-- AIM --
Scan the records and identify every line in which the string "image" occurs, then return those lines.

(Extracted data entries)
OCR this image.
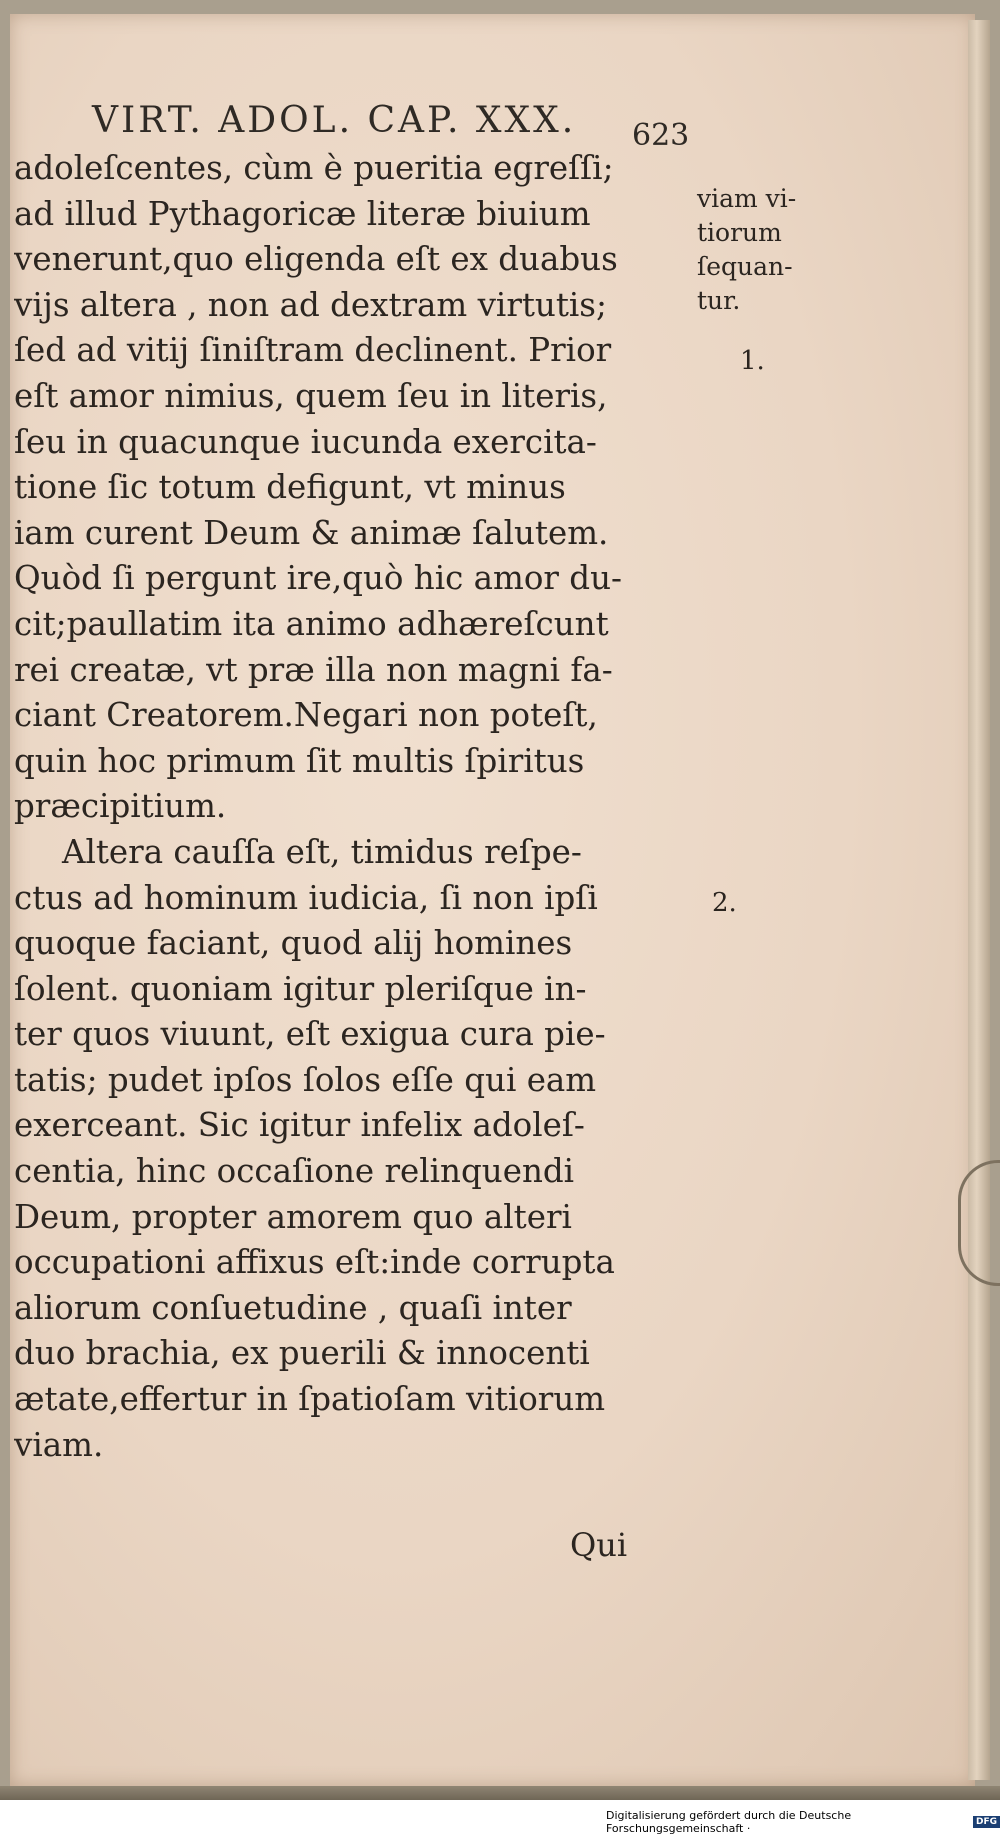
VIRT. ADOL. CAP. XXX. 623
adoleſcentes, cùm è pueritia egreſſi;
ad illud Pythagoricæ literæ biuium
venerunt,quo eligenda eſt ex duabus
vijs altera , non ad dextram virtutis;
ſed ad vitij ſiniſtram declinent. Prior
eſt amor nimius, quem ſeu in literis,
ſeu in quacunque iucunda exercita-
tione ſic totum defigunt, vt minus
iam curent Deum & animæ ſalutem.
Quòd ſi pergunt ire,quò hic amor du-
cit;paullatim ita animo adhæreſcunt
rei creatæ, vt præ illa non magni fa-
ciant Creatorem.Negari non poteſt,
quin hoc primum ſit multis ſpiritus
præcipitium.
Altera cauſſa eſt, timidus reſpe-
ctus ad hominum iudicia, ſi non ipſi
quoque faciant, quod alij homines
ſolent. quoniam igitur pleriſque in-
ter quos viuunt, eſt exigua cura pie-
tatis; pudet ipſos ſolos eſſe qui eam
exerceant. Sic igitur infelix adoleſ-
centia, hinc occaſione relinquendi
Deum, propter amorem quo alteri
occupationi affixus eſt:inde corrupta
aliorum conſuetudine , quaſi inter
duo brachia, ex puerili & innocenti
ætate,effertur in ſpatioſam vitiorum
viam.
viam vi-
tiorum
ſequan-
tur.
1.
2.
Qui
Digitalisierung gefördert durch die Deutsche Forschungsgemeinschaft ·	DFG
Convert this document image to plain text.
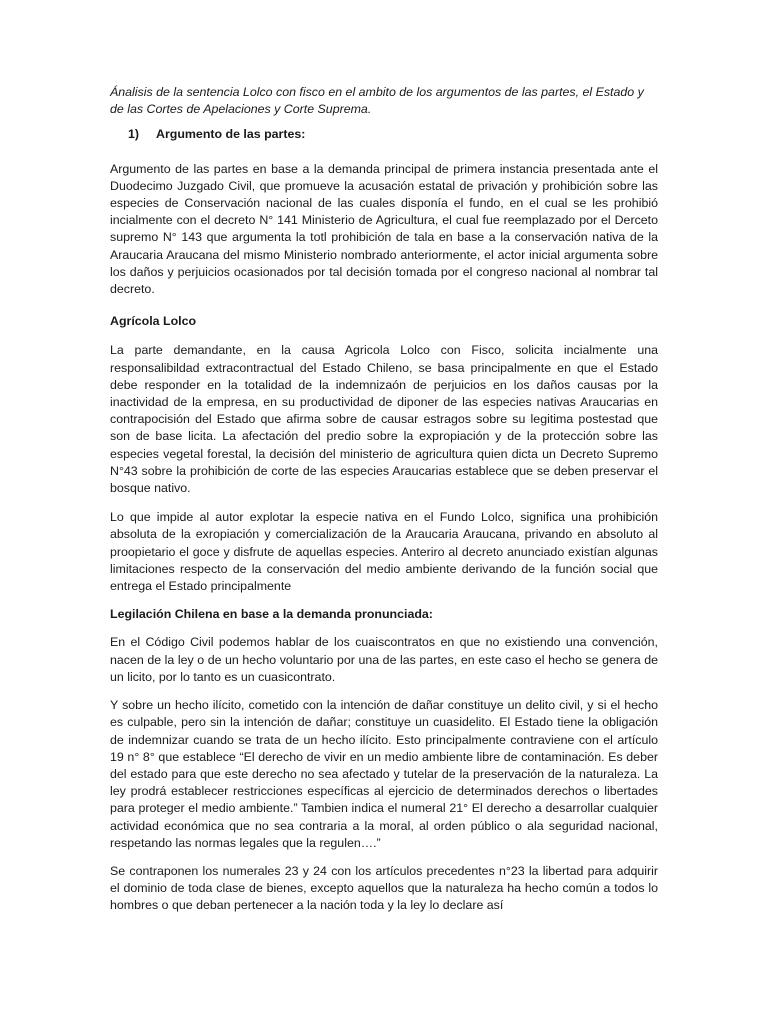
Ánalisis de la sentencia Lolco con fisco en el ambito de los argumentos de las partes, el Estado y de las Cortes de Apelaciones y Corte Suprema.

1) Argumento de las partes:

Argumento de las partes en base a la demanda principal de primera instancia presentada ante el Duodecimo Juzgado Civil, que promueve la acusación estatal de privación y prohibición sobre las especies de Conservación nacional de las cuales disponía el fundo, en el cual se les prohibió incialmente con el decreto N° 141 Ministerio de Agricultura, el cual fue reemplazado por el Derceto supremo N° 143 que argumenta la totl prohibición de tala en base a la conservación nativa de la Araucaria Araucana del mismo Ministerio nombrado anteriormente, el actor inicial argumenta sobre los daños y perjuicios ocasionados por tal decisión tomada por el congreso nacional al nombrar tal decreto.

Agrícola Lolco

La parte demandante, en la causa Agricola Lolco con Fisco, solicita incialmente una responsalibildad extracontractual del Estado Chileno, se basa principalmente en que el Estado debe responder en la totalidad de la indemnizaón de perjuicios en los daños causas por la inactividad de la empresa, en su productividad de diponer de las especies nativas Araucarias en contrapocisión del Estado que afirma sobre de causar estragos sobre su legitima postestad que son de base licita. La afectación del predio sobre la expropiación y de la protección sobre las especies vegetal forestal, la decisión del ministerio de agricultura quien dicta un Decreto Supremo N°43 sobre la prohibición de corte de las especies Araucarias establece que se deben preservar el bosque nativo.

Lo que impide al autor explotar la especie nativa en el Fundo Lolco, significa una prohibición absoluta de la exropiación y comercialización de la Araucaria Araucana, privando en absoluto al proopietario el goce y disfrute de aquellas especies. Anteriro al decreto anunciado existían algunas limitaciones respecto de la conservación del medio ambiente derivando de la función social que entrega el Estado principalmente

Legilación Chilena en base a la demanda pronunciada:

En el Código Civil podemos hablar de los cuaiscontratos en que no existiendo una convención, nacen de la ley o de un hecho voluntario por una de las partes, en este caso el hecho se genera de un licito, por lo tanto es un cuasicontrato.

Y sobre un hecho ilícito, cometido con la intención de dañar constituye un delito civil, y si el hecho es culpable, pero sin la intención de dañar; constituye un cuasidelito. El Estado tiene la obligación de indemnizar cuando se trata de un hecho ilícito. Esto principalmente contraviene con el artículo 19 n° 8° que establece “El derecho de vivir en un medio ambiente libre de contaminación. Es deber del estado para que este derecho no sea afectado y tutelar de la preservación de la naturaleza. La ley prodrá establecer restricciones específicas al ejercicio de determinados derechos o libertades para proteger el medio ambiente.” Tambien indica el numeral 21° El derecho a desarrollar cualquier actividad económica que no sea contraria a la moral, al orden público o ala seguridad nacional, respetando las normas legales que la regulen….”

Se contraponen los numerales 23 y 24 con los artículos precedentes n°23 la libertad para adquirir el dominio de toda clase de bienes, excepto aquellos que la naturaleza ha hecho común a todos lo hombres o que deban pertenecer a la nación toda y la ley lo declare así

-- OUTPUT --
OCR this image.
Convert this document image to plain text.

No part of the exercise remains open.